● **SET TASK**
Report each line of the data that includes the word "SRMTID".

┌──

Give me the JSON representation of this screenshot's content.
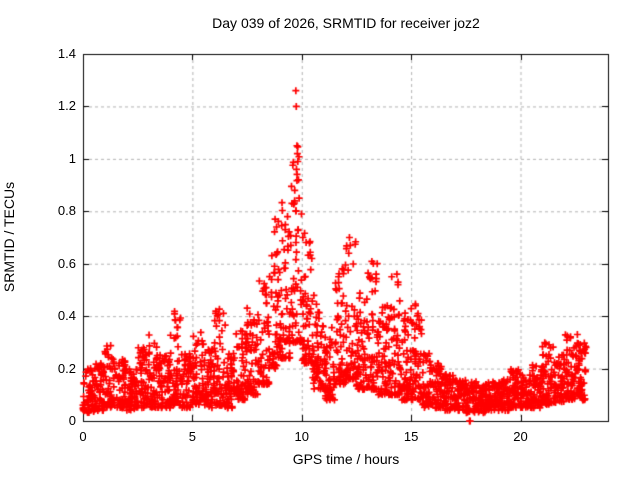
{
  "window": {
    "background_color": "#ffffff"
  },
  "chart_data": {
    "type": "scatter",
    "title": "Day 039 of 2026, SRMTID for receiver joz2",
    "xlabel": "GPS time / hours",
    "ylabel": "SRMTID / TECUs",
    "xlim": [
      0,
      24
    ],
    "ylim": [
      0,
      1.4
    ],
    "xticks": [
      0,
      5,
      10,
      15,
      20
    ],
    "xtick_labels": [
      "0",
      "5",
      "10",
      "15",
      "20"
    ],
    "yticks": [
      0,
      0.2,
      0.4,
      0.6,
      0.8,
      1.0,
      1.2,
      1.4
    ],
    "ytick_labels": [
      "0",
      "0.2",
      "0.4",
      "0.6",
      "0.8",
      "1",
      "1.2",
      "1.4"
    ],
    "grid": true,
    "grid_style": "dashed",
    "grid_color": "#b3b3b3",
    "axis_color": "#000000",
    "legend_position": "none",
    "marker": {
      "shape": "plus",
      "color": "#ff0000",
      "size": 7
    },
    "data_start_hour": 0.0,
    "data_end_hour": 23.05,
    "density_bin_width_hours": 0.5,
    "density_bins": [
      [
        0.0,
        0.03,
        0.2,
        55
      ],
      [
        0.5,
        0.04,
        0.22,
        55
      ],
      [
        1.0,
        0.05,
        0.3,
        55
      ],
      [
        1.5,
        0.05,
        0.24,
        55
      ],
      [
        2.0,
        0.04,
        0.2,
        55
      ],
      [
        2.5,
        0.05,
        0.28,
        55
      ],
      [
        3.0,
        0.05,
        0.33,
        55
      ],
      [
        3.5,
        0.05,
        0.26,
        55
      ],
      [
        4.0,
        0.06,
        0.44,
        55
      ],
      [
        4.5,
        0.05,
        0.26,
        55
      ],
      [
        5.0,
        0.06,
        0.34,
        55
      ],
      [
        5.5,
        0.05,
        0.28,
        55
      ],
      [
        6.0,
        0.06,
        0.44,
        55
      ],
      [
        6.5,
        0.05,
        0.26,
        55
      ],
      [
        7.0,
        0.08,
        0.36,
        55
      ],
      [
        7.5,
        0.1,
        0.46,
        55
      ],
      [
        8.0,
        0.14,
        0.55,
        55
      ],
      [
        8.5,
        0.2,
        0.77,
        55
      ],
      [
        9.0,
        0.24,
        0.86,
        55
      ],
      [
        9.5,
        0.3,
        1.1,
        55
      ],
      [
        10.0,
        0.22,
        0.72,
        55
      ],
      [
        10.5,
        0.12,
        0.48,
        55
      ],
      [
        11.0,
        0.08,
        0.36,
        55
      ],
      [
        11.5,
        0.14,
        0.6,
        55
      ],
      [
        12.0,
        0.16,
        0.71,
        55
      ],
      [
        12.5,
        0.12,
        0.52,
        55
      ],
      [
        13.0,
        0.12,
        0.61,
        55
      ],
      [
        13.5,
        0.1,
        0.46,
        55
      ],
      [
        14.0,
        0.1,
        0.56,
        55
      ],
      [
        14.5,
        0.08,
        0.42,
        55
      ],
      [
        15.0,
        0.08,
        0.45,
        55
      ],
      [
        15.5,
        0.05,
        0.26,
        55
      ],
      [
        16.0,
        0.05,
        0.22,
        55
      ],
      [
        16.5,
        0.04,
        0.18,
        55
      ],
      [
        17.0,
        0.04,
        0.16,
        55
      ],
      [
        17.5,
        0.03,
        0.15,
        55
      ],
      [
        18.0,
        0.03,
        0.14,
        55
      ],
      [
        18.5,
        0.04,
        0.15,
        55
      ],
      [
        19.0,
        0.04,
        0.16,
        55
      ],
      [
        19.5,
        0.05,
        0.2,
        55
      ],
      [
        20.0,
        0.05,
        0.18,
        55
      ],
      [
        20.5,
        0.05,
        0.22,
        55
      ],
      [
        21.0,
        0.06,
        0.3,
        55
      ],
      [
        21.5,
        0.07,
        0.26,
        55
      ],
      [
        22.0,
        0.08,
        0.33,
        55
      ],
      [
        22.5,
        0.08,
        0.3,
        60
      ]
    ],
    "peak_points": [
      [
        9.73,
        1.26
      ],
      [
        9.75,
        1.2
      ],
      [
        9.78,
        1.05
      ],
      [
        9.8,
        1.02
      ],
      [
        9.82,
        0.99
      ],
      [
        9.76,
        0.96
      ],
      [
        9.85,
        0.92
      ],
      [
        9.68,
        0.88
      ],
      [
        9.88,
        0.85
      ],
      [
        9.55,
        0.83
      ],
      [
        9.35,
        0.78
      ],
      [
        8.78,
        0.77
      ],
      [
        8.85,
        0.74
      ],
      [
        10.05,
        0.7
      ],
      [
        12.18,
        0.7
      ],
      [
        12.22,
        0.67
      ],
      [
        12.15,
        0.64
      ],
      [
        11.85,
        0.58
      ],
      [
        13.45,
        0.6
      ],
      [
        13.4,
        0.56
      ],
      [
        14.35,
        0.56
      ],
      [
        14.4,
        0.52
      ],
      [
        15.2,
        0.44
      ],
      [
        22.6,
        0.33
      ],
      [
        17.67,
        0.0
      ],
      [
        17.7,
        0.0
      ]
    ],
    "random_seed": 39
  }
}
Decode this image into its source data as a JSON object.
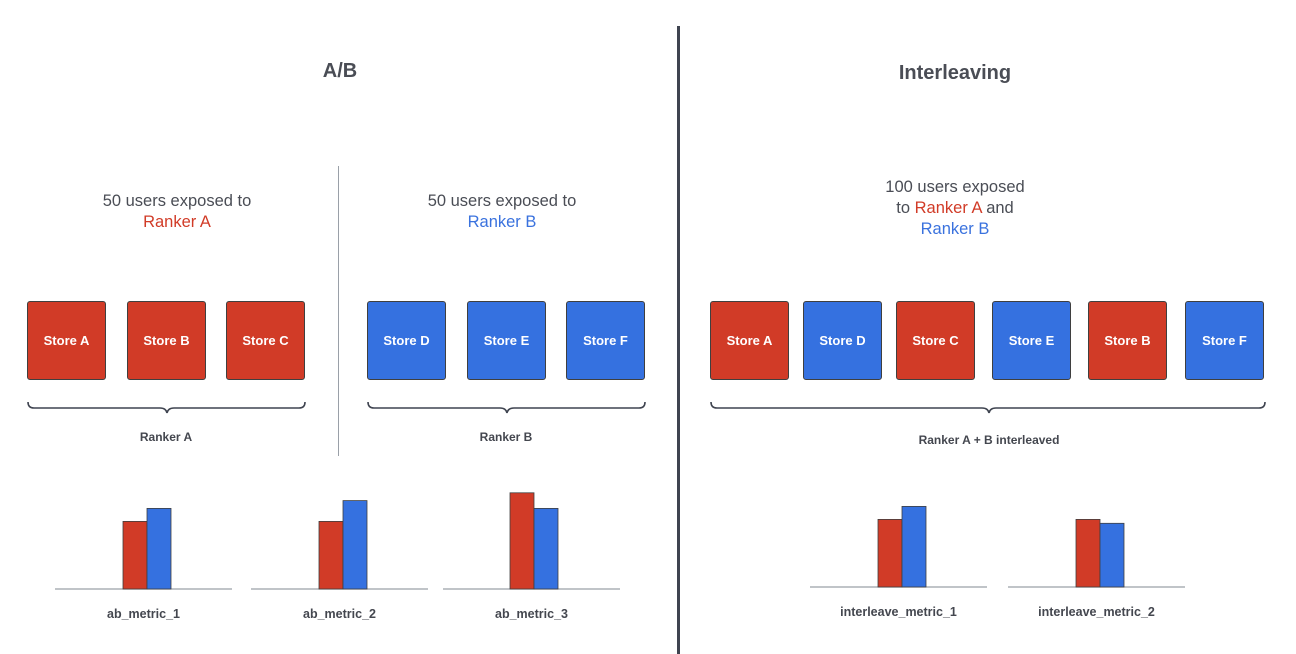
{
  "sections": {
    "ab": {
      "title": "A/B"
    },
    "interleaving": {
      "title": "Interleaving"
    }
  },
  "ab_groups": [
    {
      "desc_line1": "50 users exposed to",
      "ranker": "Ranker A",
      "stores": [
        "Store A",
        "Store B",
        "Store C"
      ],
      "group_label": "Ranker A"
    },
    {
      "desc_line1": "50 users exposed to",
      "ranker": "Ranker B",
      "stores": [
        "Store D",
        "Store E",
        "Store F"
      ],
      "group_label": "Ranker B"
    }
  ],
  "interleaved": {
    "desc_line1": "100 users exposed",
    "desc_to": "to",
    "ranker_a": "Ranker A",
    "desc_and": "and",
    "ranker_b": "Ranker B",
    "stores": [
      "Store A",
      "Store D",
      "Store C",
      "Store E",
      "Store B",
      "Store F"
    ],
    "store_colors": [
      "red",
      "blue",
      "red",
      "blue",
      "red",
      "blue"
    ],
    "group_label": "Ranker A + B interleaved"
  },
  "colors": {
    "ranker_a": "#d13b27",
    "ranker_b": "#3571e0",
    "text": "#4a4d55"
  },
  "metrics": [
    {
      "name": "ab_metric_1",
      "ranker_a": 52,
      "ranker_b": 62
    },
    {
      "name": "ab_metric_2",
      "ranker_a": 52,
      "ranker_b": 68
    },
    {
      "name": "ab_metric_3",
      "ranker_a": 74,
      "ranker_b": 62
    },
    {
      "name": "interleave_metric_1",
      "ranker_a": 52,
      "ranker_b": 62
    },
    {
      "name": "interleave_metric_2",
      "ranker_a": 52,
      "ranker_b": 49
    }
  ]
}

└──

● **OUTPUT OF THE TASK**
    "title": "Day 039 of 2026, SRMTID for receiver joz2",
    "ylabel": "SRMTID / TECUs",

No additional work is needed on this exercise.